◆ Source text ◆
On Thu, Nov 18, 2010 at 9:56 AM, Jason Resch <jasonre...@gmail.com> wrote:
> Rex,
>
> Your post reminded me of the quote (of which I cannot recall the source)
> where someone asked "Who pushes who around inside the brain?", meaning is it
> the matter that causes thought to move around a certain way, or is it the
> opposite?  The looped hierarchies described by Hofstadter, if present, make
> this a difficult question to answer.  If the highest levels of thought and
> reason are required in your decision making, does it still make sense to say
> we are slaves of deterministic motions of particles or is that missing a few
> steps?

Well, I find it entirely conceivable that fundamental physical laws
acting on fundamental physical entities (particles, fields, strings,
whatever) could account for human behavior and ability.

So if human behavior and ability is what we are trying to explain,
then I see no reason to invoke thought and reason as causal forces.
And, even if you wanted to, I don't see how they could be made to
serve that role.  1Z and I discussed this in the other thread.

We don't invoke thought and reason to explain the abilities and
behavior of chess playing computers - and while human behavior and
ability is much more complex and extensive, I think it can be put in
the same general category.

The conscious experience that accompanies human behavior is another
matter entirely, but I don't think it serves any causal role either.

> I could not perfectly predict your behavior without creating a full
> simulation of your brain.  Doing so would instantiate your consciousness.
> Therefore I cannot determine what you will do without invoking your
> consciousness, thought, reason, etc.

I wouldn't necessarily agree that a full computer simulation of a
human brain would produce conscious experience.

Maybe it's true.  Maybe it's not.  I have serious doubts.

◆ Given information ◆
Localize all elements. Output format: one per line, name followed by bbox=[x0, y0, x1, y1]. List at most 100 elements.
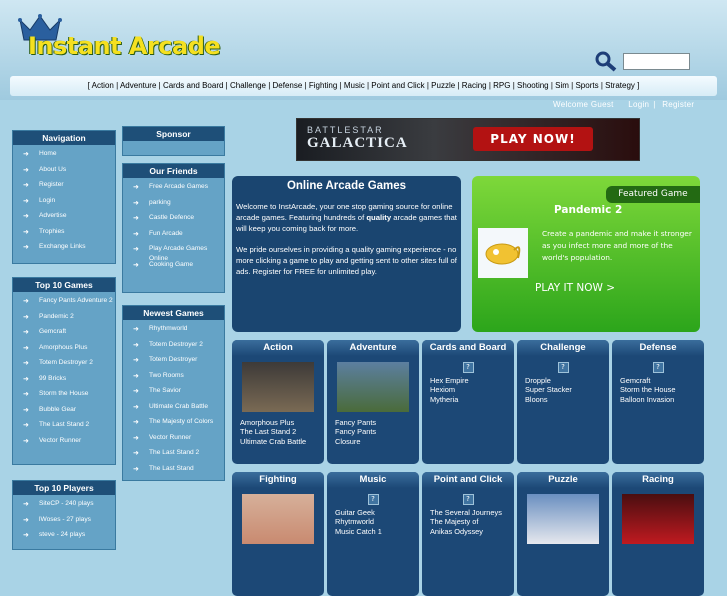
game-link[interactable]: Storm the House bbox=[620, 385, 704, 394]
category-box-title[interactable]: Racing bbox=[612, 472, 704, 488]
category-link[interactable]: Music bbox=[344, 81, 365, 90]
featured-title[interactable]: Pandemic 2 bbox=[554, 204, 622, 216]
game-link[interactable]: The Several Journeys bbox=[430, 508, 514, 517]
game-link[interactable]: Hex Empire bbox=[430, 376, 514, 385]
list-item[interactable]: ➜ Free Arcade Games bbox=[123, 182, 224, 198]
game-link[interactable]: Dropple bbox=[525, 376, 609, 385]
category-box-title[interactable]: Music bbox=[327, 472, 419, 488]
game-link[interactable]: Rhytmworld bbox=[335, 517, 419, 526]
game-link[interactable]: Fancy Pants bbox=[335, 418, 419, 427]
game-link[interactable]: The Majesty of bbox=[430, 517, 514, 526]
game-link[interactable]: The Last Stand 2 bbox=[240, 427, 324, 436]
game-link[interactable]: Fancy Pants bbox=[335, 427, 419, 436]
list-item[interactable]: ➜ parking bbox=[123, 198, 224, 214]
placeholder-icon[interactable]: ? bbox=[557, 362, 569, 373]
list-item[interactable]: ➜ Bubble Gear bbox=[13, 405, 115, 421]
featured-thumbnail[interactable] bbox=[478, 228, 528, 278]
featured-play-link[interactable]: PLAY IT NOW > bbox=[535, 282, 615, 294]
category-link[interactable]: Fighting bbox=[309, 81, 337, 90]
list-item[interactable]: ➜ Two Rooms bbox=[123, 371, 224, 387]
category-link[interactable]: Strategy bbox=[605, 81, 635, 90]
login-link[interactable]: Login bbox=[628, 100, 649, 109]
list-item[interactable]: ➜ Login bbox=[13, 196, 115, 212]
category-link[interactable]: Puzzle bbox=[431, 81, 455, 90]
list-item[interactable]: ➜ Register bbox=[13, 180, 115, 196]
category-box-title[interactable]: Point and Click bbox=[422, 472, 514, 488]
register-link[interactable]: Register bbox=[662, 100, 694, 109]
category-link[interactable]: Challenge bbox=[230, 81, 266, 90]
list-item[interactable]: ➜ Cooking Game bbox=[123, 260, 224, 276]
category-link[interactable]: RPG bbox=[493, 81, 510, 90]
list-item[interactable]: ➜ About Us bbox=[13, 165, 115, 181]
placeholder-icon[interactable]: ? bbox=[652, 362, 664, 373]
battlestar-banner-ad[interactable]: BATTLESTAR GALACTICA PLAY NOW! bbox=[296, 118, 640, 161]
category-link[interactable]: Defense bbox=[273, 81, 303, 90]
list-item[interactable]: ➜ The Majesty of Colors bbox=[123, 417, 224, 433]
placeholder-icon[interactable]: ? bbox=[462, 494, 474, 505]
list-item[interactable]: ➜ 99 Bricks bbox=[13, 374, 115, 390]
category-box-title[interactable]: Puzzle bbox=[517, 472, 609, 488]
game-link[interactable]: Ultimate Crab Battle bbox=[240, 437, 324, 446]
category-link[interactable]: Sports bbox=[575, 81, 598, 90]
list-item[interactable]: ➜ Rhythmworld bbox=[123, 324, 224, 340]
placeholder-icon[interactable]: ? bbox=[462, 362, 474, 373]
search-icon[interactable] bbox=[594, 50, 618, 72]
list-item[interactable]: ➜ lWoses - 27 plays bbox=[13, 515, 115, 531]
category-box-title[interactable]: Action bbox=[232, 340, 324, 356]
game-link[interactable]: Mytheria bbox=[430, 395, 514, 404]
category-box-title[interactable]: Fighting bbox=[232, 472, 324, 488]
list-item[interactable]: ➜ Vector Runner bbox=[13, 436, 115, 452]
search-input[interactable] bbox=[623, 53, 690, 70]
game-link[interactable]: Balloon Invasion bbox=[620, 395, 704, 404]
category-box-title[interactable]: Defense bbox=[612, 340, 704, 356]
list-item[interactable]: ➜ Castle Defence bbox=[123, 213, 224, 229]
category-box-title[interactable]: Cards and Board bbox=[422, 340, 514, 356]
placeholder-icon[interactable]: ? bbox=[367, 494, 379, 505]
list-item[interactable]: ➜ The Last Stand 2 bbox=[13, 420, 115, 436]
game-thumbnail[interactable] bbox=[622, 494, 694, 544]
game-link[interactable]: Super Stacker bbox=[525, 385, 609, 394]
list-item[interactable]: ➜ Pandemic 2 bbox=[13, 312, 115, 328]
category-link[interactable]: Racing bbox=[462, 81, 487, 90]
list-item[interactable]: ➜ SiteCP - 240 plays bbox=[13, 499, 115, 515]
list-item[interactable]: ➜ The Last Stand 2 bbox=[123, 448, 224, 464]
game-link[interactable]: Gemcraft bbox=[620, 376, 704, 385]
list-item[interactable]: ➜ Amorphous Plus bbox=[13, 343, 115, 359]
list-item[interactable]: ➜ Play Arcade Games Online bbox=[123, 244, 224, 262]
site-logo[interactable]: Instant Arcade bbox=[28, 32, 221, 60]
list-item[interactable]: ➜ Fun Arcade bbox=[123, 229, 224, 245]
list-item[interactable]: ➜ Totem Destroyer bbox=[123, 355, 224, 371]
game-thumbnail[interactable] bbox=[242, 362, 314, 412]
category-link[interactable]: Sim bbox=[555, 81, 569, 90]
list-item[interactable]: ➜ Totem Destroyer 2 bbox=[13, 358, 115, 374]
list-item[interactable]: ➜ Vector Runner bbox=[123, 433, 224, 449]
game-thumbnail[interactable] bbox=[242, 494, 314, 544]
list-item[interactable]: ➜ Advertise bbox=[13, 211, 115, 227]
category-link[interactable]: Cards and Board bbox=[163, 81, 223, 90]
list-item[interactable]: ➜ Fancy Pants Adventure 2 bbox=[13, 296, 115, 312]
game-thumbnail[interactable] bbox=[527, 494, 599, 544]
game-link[interactable]: Guitar Geek bbox=[335, 508, 419, 517]
game-link[interactable]: Hexiom bbox=[430, 385, 514, 394]
category-link[interactable]: Adventure bbox=[120, 81, 156, 90]
list-item[interactable]: ➜ The Last Stand bbox=[123, 464, 224, 480]
banner-play-button[interactable]: PLAY NOW! bbox=[473, 127, 593, 151]
game-link[interactable]: Music Catch 1 bbox=[335, 527, 419, 536]
category-link[interactable]: Action bbox=[92, 81, 114, 90]
list-item[interactable]: ➜ Ultimate Crab Battle bbox=[123, 402, 224, 418]
game-link[interactable]: Amorphous Plus bbox=[240, 418, 324, 427]
list-item[interactable]: ➜ The Savior bbox=[123, 386, 224, 402]
category-box-title[interactable]: Adventure bbox=[327, 340, 419, 356]
list-item[interactable]: ➜ Totem Destroyer 2 bbox=[123, 340, 224, 356]
game-thumbnail[interactable] bbox=[337, 362, 409, 412]
game-link[interactable]: Anikas Odyssey bbox=[430, 527, 514, 536]
game-link[interactable]: Bloons bbox=[525, 395, 609, 404]
list-item[interactable]: ➜ steve - 24 plays bbox=[13, 530, 115, 546]
list-item[interactable]: ➜ Trophies bbox=[13, 227, 115, 243]
list-item[interactable]: ➜ Home bbox=[13, 149, 115, 165]
list-item[interactable]: ➜ Gemcraft bbox=[13, 327, 115, 343]
category-box-title[interactable]: Challenge bbox=[517, 340, 609, 356]
list-item[interactable]: ➜ Storm the House bbox=[13, 389, 115, 405]
category-link[interactable]: Shooting bbox=[517, 81, 549, 90]
list-item[interactable]: ➜ Exchange Links bbox=[13, 242, 115, 258]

◆ Written tasks ◆
**A.** From the email reply above, reproduce the passage starting at "We don't invoke" and ending at "thought, reason, etc.".
**B.** Answer these questions from the email reply above:
(i) Whose looped hierarchies does Jason Resch mention?
(ii) What kind of computers does the reply say we don't invoke thought and reason to explain?
(iii) Who is named as having discussed this with the reply's writer in the other thread?

◆ Problem solutions ◆
**A.**
We don't invoke thought and reason to explain the abilities and
behavior of chess playing computers - and while human behavior and
ability is much more complex and extensive, I think it can be put in
the same general category.

The conscious experience that accompanies human behavior is another
matter entirely, but I don't think it serves any causal role either.

> I could not perfectly predict your behavior without creating a full
> simulation of your brain.  Doing so would instantiate your consciousness.
> Therefore I cannot determine what you will do without invoking your
> consciousness, thought, reason, etc.

**B.**
(i) Hofstadter's
(ii) Chess playing computers
(iii) 1Z